Directive → Look over the entries that follow and work out how many lines contain "title". State the number only.

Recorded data
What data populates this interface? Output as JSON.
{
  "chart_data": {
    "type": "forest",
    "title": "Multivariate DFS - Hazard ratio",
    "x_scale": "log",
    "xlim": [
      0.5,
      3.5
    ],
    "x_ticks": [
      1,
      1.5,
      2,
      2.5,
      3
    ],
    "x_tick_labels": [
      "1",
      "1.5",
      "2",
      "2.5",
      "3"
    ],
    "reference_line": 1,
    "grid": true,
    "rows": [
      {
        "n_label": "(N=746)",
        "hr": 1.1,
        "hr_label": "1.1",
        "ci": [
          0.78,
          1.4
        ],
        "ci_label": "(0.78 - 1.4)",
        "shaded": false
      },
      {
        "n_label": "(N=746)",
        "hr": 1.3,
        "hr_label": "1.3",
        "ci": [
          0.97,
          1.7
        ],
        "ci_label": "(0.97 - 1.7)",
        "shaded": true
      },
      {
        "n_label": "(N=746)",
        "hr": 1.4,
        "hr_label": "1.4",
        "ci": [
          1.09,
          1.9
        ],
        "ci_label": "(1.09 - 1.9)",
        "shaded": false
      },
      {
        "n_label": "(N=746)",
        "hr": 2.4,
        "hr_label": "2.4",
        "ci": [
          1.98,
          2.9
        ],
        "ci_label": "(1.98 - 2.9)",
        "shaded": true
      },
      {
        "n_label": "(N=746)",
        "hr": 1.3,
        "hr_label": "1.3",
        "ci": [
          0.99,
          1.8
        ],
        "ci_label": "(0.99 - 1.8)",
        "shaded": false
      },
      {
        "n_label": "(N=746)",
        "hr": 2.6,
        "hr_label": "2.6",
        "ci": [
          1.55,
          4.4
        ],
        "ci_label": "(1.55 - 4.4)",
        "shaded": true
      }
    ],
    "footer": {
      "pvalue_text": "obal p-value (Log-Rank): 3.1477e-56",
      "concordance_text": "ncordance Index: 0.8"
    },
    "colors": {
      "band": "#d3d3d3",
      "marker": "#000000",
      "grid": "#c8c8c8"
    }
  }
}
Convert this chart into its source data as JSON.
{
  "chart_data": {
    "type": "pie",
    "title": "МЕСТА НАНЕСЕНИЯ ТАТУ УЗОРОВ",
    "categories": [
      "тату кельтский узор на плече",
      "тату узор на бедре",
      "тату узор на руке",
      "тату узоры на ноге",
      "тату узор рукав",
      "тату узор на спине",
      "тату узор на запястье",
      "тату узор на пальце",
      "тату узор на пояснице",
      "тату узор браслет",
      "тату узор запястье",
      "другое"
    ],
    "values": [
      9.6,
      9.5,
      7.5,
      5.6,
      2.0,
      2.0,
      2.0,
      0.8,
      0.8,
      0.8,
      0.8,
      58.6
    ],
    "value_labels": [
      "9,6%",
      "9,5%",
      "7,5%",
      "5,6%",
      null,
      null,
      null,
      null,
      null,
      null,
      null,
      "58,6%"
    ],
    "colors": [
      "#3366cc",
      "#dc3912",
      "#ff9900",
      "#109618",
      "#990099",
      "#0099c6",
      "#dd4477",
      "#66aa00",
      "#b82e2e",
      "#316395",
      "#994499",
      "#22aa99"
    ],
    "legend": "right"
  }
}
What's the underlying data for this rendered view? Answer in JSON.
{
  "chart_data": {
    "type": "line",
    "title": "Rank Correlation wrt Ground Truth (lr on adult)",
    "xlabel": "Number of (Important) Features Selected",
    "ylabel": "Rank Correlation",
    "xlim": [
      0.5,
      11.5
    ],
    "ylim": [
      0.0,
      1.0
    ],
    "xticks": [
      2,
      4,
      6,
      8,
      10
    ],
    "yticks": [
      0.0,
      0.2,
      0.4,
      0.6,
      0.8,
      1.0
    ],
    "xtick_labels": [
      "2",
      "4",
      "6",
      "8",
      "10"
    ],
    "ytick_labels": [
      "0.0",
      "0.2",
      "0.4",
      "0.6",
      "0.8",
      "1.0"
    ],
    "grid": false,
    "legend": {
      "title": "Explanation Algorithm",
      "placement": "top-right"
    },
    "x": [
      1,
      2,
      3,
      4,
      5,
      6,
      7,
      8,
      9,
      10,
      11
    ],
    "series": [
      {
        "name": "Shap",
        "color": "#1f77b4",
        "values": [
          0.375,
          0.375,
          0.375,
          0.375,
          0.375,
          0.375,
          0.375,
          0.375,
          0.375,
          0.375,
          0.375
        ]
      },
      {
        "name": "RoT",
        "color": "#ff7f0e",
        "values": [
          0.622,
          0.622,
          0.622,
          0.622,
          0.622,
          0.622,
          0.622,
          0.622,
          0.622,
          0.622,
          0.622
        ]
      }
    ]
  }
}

Full output → 4